* DIRECTIONS *
Tally up the lines that include "again" and state that number by itself.

* EXERCISE MATERIAL *
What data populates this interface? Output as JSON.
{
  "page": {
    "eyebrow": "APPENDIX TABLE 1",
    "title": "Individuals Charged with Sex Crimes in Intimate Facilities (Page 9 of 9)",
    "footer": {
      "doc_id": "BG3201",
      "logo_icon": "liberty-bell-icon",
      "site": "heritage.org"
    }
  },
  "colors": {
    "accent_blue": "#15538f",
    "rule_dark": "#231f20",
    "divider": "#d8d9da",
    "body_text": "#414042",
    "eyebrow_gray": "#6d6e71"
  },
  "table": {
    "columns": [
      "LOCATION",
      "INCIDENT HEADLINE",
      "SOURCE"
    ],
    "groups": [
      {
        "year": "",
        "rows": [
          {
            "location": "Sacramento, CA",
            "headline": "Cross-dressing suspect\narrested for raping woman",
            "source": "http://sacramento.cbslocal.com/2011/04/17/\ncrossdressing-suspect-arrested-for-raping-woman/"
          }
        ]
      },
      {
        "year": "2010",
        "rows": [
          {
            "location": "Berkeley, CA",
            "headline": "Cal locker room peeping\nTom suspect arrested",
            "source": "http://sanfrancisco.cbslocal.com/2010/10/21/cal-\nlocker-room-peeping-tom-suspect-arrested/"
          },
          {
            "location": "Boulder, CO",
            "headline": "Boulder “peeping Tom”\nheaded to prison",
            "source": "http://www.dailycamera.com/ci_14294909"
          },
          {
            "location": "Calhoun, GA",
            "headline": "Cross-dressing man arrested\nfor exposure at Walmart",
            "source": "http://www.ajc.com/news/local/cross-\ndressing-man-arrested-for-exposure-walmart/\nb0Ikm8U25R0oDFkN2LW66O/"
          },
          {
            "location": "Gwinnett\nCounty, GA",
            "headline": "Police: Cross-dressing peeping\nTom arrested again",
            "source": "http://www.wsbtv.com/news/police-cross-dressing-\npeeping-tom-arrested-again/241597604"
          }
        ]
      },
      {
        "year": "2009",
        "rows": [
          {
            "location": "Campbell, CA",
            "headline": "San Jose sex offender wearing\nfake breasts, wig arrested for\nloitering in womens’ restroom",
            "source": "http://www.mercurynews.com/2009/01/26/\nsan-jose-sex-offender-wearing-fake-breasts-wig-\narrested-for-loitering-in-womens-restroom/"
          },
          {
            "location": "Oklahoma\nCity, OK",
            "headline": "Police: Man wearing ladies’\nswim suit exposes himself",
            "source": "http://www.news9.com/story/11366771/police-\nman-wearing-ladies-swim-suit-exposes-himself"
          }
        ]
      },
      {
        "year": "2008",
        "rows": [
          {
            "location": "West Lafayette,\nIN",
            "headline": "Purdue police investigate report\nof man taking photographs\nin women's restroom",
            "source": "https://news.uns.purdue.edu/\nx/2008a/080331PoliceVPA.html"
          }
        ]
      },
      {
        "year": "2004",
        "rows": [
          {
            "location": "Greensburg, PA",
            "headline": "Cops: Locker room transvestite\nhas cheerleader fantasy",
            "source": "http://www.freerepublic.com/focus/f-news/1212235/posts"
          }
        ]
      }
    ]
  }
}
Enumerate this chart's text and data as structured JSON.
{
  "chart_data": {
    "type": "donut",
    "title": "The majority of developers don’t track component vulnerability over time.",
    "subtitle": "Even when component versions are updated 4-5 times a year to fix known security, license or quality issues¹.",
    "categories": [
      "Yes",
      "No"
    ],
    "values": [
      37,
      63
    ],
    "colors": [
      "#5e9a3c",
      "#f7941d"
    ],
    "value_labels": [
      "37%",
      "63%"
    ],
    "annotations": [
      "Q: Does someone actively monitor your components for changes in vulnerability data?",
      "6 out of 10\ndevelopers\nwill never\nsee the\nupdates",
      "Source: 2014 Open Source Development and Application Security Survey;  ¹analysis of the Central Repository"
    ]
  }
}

* EXERCISE RESPONSE *
2